WHAT TO DO: Answer with one number: the count of lines in the listing below that hold the word "name".

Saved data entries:
——————

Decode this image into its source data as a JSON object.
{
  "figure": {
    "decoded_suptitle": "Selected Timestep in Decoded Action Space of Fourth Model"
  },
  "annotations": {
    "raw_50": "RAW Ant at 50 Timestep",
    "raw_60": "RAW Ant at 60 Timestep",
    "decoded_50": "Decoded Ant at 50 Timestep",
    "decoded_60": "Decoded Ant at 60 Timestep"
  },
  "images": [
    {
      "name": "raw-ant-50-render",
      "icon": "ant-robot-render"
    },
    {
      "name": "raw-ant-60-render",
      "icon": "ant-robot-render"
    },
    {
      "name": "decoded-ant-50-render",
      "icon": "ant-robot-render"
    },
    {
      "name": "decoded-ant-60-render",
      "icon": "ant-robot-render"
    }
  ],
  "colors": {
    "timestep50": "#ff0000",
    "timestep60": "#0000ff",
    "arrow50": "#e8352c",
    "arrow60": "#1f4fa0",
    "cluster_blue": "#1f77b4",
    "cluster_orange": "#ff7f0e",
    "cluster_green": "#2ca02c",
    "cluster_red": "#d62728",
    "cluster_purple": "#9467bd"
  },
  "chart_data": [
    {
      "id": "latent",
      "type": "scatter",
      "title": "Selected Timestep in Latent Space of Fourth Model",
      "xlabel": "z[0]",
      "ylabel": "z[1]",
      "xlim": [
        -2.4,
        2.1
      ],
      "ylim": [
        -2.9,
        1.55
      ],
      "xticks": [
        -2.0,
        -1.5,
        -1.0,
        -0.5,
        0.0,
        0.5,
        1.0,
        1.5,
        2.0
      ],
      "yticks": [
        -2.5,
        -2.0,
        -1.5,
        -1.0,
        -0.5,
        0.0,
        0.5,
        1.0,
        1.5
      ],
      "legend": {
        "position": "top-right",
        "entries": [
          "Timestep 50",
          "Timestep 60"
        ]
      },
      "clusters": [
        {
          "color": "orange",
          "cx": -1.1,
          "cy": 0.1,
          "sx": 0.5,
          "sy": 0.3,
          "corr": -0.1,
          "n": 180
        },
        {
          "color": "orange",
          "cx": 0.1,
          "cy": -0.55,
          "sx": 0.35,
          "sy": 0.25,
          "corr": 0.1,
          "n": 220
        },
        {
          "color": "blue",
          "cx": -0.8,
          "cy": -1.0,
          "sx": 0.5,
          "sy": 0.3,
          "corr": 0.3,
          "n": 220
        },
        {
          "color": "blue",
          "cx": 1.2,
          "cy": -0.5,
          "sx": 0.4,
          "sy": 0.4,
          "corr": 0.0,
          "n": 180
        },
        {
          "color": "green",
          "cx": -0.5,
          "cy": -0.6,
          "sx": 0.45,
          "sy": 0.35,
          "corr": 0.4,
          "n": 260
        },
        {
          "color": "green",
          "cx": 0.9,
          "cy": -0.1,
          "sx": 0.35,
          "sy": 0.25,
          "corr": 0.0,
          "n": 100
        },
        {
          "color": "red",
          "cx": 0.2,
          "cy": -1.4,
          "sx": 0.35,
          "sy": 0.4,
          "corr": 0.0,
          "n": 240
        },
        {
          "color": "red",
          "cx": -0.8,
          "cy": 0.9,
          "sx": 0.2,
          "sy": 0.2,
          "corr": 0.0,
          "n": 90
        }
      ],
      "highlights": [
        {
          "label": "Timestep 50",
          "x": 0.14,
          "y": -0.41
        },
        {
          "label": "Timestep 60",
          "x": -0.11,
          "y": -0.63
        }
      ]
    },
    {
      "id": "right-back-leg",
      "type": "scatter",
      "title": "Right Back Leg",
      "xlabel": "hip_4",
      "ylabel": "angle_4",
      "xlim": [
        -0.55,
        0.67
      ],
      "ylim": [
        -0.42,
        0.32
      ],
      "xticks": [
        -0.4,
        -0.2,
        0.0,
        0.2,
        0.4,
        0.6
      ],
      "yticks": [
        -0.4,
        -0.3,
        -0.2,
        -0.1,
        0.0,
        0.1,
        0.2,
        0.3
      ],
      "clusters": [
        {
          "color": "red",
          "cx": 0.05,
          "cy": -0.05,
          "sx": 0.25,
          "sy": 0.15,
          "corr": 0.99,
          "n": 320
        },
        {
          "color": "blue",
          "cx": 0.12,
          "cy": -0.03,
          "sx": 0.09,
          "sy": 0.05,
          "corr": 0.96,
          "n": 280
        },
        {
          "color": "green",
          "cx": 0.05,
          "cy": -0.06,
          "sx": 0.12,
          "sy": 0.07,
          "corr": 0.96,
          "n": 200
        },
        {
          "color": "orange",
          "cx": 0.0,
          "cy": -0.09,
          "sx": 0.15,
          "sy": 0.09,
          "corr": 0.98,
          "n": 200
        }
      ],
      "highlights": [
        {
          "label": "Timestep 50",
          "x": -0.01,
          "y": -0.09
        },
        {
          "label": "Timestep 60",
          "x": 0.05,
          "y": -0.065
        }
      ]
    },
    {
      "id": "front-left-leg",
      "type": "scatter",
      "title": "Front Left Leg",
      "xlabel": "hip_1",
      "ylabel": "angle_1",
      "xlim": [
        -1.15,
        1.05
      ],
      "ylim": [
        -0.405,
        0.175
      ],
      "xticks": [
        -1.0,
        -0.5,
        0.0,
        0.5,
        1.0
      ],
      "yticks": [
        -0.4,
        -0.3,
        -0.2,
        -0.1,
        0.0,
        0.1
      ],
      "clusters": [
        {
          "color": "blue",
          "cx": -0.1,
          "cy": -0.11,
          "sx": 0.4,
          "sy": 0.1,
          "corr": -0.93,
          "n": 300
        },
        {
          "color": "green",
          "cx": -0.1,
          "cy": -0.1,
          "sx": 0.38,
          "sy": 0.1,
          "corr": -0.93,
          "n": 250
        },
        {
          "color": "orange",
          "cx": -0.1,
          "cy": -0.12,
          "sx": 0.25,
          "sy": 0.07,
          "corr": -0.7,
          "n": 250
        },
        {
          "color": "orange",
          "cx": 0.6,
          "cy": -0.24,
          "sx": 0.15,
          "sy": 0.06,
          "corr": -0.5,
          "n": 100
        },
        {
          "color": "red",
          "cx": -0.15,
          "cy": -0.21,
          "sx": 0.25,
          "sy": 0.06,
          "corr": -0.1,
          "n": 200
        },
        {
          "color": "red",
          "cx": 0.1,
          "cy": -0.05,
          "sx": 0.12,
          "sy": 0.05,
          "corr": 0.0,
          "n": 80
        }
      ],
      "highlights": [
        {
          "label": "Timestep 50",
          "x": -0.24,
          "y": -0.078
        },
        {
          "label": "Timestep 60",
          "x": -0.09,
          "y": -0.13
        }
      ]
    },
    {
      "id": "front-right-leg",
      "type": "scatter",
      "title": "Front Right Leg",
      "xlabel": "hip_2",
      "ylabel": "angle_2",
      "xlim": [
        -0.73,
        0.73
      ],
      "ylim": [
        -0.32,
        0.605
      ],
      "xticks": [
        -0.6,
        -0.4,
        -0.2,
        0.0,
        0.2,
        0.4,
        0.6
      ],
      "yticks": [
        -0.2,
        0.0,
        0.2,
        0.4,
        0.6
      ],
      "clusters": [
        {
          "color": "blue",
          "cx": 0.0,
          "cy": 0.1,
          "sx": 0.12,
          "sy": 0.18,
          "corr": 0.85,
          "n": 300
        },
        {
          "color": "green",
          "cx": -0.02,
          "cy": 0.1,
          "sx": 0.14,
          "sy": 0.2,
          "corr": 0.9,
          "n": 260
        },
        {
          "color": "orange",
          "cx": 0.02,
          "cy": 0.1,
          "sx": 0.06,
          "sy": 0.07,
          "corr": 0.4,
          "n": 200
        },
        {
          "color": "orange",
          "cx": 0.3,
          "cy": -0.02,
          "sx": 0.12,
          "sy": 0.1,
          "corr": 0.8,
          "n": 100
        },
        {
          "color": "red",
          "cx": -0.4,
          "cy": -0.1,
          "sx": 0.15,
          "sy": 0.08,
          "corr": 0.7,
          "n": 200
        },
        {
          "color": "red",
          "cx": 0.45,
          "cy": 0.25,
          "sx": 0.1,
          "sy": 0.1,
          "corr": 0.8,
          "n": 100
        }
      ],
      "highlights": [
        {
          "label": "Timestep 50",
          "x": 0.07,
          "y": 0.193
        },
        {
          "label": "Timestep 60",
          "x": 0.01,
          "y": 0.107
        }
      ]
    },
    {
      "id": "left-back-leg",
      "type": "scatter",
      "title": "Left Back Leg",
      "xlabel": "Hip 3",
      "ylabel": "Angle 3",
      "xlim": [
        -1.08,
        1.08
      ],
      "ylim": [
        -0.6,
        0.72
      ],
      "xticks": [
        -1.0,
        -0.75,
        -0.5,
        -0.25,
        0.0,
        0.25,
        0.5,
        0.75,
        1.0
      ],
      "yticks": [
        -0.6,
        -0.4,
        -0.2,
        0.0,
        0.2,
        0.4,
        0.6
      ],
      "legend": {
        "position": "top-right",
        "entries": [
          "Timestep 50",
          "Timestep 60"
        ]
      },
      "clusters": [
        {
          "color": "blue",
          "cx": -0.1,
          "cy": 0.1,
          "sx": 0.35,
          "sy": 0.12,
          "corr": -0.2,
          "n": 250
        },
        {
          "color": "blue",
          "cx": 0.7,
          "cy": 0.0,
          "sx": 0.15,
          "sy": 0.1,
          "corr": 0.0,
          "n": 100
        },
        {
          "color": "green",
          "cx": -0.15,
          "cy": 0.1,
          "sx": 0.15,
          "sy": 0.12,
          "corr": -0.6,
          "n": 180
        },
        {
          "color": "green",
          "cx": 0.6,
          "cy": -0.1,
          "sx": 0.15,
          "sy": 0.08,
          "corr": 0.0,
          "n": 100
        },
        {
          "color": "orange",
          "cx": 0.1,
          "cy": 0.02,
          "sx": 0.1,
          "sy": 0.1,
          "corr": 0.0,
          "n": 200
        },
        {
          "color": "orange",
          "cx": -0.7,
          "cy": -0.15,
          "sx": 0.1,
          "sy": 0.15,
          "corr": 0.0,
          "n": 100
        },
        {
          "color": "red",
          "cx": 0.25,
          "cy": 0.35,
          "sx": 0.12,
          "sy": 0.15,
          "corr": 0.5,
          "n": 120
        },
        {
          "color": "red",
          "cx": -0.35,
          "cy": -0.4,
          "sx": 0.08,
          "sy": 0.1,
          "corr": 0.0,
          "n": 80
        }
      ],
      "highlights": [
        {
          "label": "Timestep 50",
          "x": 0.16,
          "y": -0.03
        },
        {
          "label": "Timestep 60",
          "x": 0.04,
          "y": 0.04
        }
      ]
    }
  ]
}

——————

SOLUTION FOR THIS PROBLEM: 4